* _TASK REQUIREMENTS_:
Go through the records line by line and work out how many lines hold the word "使得每行". Answer with the number only.

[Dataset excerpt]
......
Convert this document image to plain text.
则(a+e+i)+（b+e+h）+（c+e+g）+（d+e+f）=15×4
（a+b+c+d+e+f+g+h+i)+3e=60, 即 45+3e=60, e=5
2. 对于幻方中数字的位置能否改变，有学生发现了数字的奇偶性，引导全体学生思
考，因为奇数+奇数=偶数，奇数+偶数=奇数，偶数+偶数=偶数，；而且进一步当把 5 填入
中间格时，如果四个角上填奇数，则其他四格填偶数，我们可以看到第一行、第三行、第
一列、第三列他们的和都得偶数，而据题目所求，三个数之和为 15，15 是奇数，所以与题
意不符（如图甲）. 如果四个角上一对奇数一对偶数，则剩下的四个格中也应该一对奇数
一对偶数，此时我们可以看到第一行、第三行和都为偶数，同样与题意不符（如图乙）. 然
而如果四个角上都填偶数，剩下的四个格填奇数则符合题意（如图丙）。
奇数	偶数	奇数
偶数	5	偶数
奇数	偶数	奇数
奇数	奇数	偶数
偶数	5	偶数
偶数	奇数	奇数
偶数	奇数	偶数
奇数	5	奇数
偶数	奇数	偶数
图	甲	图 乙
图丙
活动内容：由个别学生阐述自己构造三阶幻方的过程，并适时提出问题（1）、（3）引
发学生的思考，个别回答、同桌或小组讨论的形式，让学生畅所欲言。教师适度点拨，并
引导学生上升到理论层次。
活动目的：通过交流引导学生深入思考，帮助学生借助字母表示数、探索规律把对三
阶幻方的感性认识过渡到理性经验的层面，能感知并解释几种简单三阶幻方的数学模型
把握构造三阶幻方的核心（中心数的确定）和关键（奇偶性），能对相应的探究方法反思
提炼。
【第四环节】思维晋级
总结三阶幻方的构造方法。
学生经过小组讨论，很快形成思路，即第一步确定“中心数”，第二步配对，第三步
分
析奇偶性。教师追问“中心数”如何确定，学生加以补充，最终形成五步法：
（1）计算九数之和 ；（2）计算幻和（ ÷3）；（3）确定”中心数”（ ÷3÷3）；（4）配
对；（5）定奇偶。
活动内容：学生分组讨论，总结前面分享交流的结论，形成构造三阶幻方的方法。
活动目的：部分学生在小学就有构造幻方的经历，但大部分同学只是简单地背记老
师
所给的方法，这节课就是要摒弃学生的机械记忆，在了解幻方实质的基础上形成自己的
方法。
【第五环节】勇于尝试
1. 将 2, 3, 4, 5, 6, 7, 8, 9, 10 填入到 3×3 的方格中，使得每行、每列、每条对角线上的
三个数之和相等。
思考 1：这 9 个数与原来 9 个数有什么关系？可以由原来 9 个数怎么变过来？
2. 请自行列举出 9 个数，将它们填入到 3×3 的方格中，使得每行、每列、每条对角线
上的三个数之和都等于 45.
......
* _THE SOLUTION_:
2